▸ **Reading passage**:
* START *

Interestingly, this is one of the points where Marxist and post-Marxist scholars like Karl Marx, Etienne Balibar, Michael Hardt and Antonio Negri find come ground with Orthodox and Trinitarian theologians like John Zizioulas, Jurgen Moltmann, and Miroslav Volf. No one of us is simply an isolated ‘I'; rather, the core of all of us is a network of social relations. Now there are many fancy ways of saying this, we could refer to this philosophically as a ‘transindividualist ontology’ or theologically as a type of ‘perichoresis’ but we can illustrate this point more easily by drawing to mind 1 Jo 4.8, which tells us that ‘God is love’. This means that the very being of God is found in the way in which God inhabits particular social relations. This, then, also explains why the call to love is not simply a call to one action amongst others, but a call to fulfill our identity as humans – loving is the way of being for which we have been created.
I hope, then, that my first point is clear: both corporately and as individuals we are all constituent members of the Powers and participate in their death-dealing ways. This is true of us regardless of how much we adopt the rhetoric of being ‘radical’, ‘counter-cultural’, or ‘emergent’, and regardless of whether or not the Church we attend bills itself as ‘a church for people who aren’t into church’.

* END *

▸ **Exercise task**:
According to the passage, what is the core of all of us? Rely only on the passage above for your answer.

▸ **Data listing**:
* START *

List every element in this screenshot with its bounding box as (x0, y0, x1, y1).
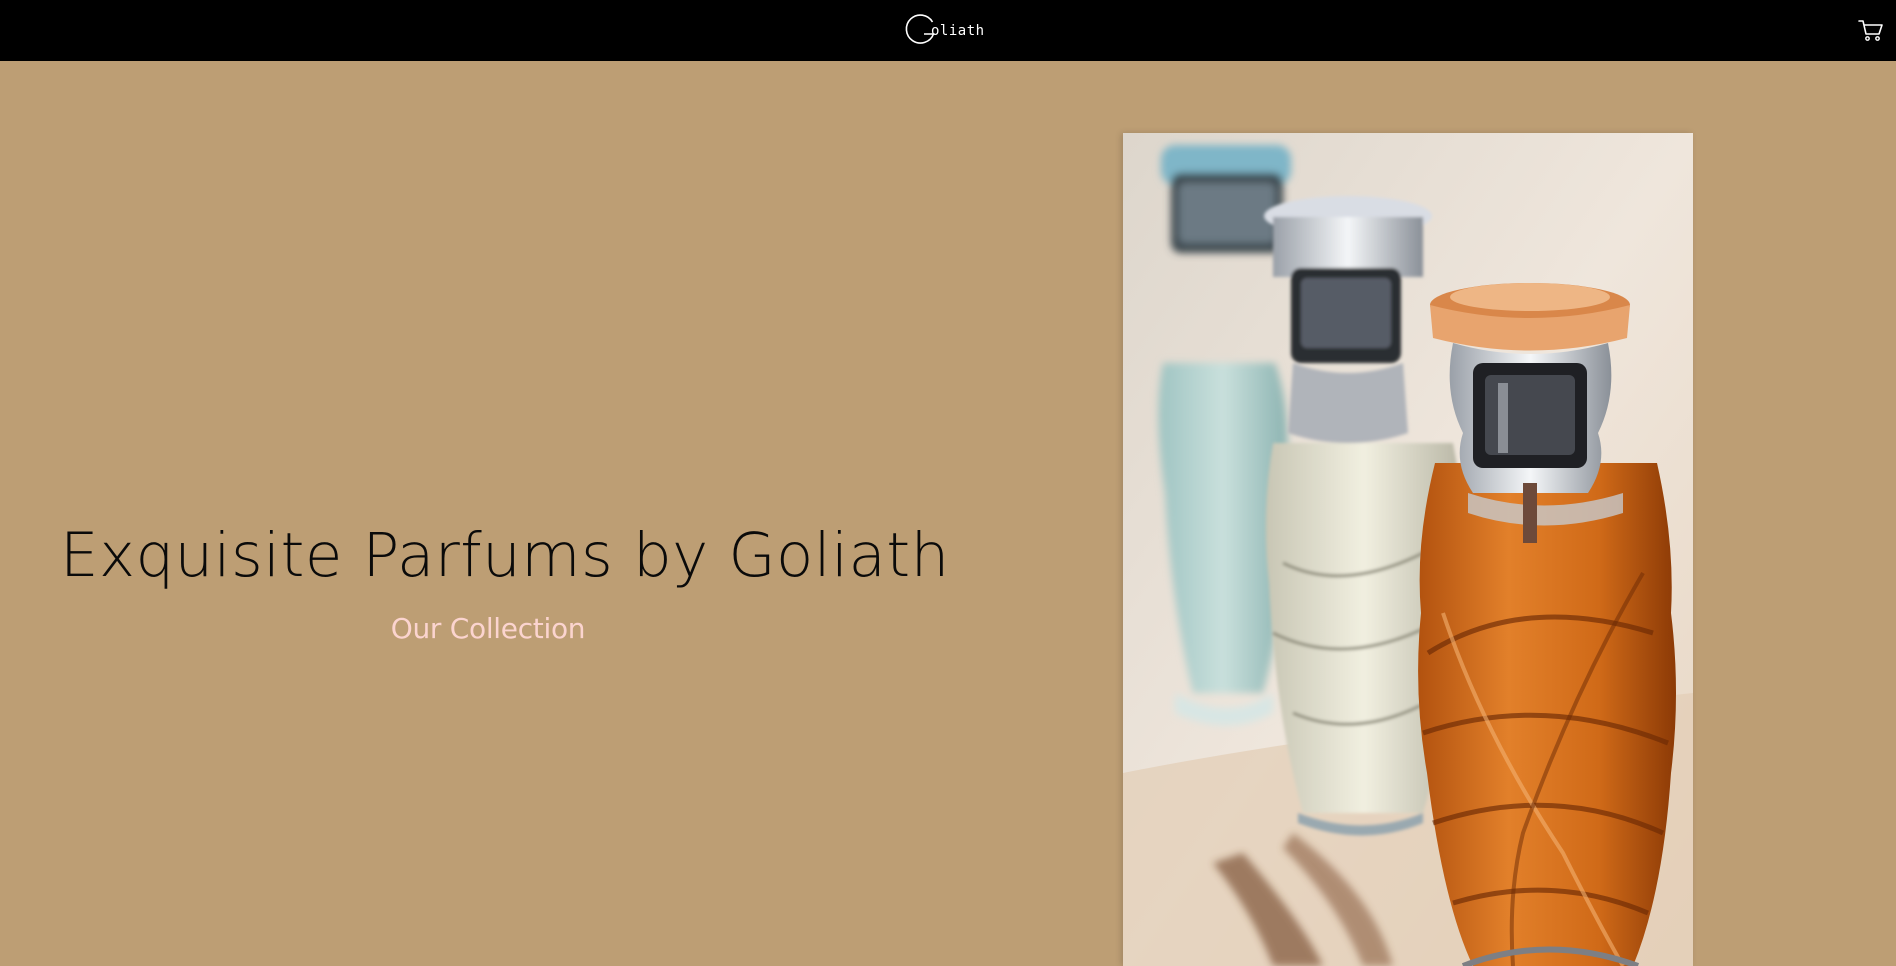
cart-icon[interactable] (1858, 17, 1884, 43)
logo[interactable]: oliath (905, 13, 985, 47)
hero-title: Exquisite Parfums by Goliath (60, 520, 950, 591)
perfume-bottles-image (1123, 133, 1693, 966)
logo-text: oliath (931, 23, 985, 39)
top-bar: oliath (0, 0, 1896, 61)
our-collection-link[interactable]: Our Collection (360, 612, 616, 645)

* END *

▸ **Solution**:
A network of social relations.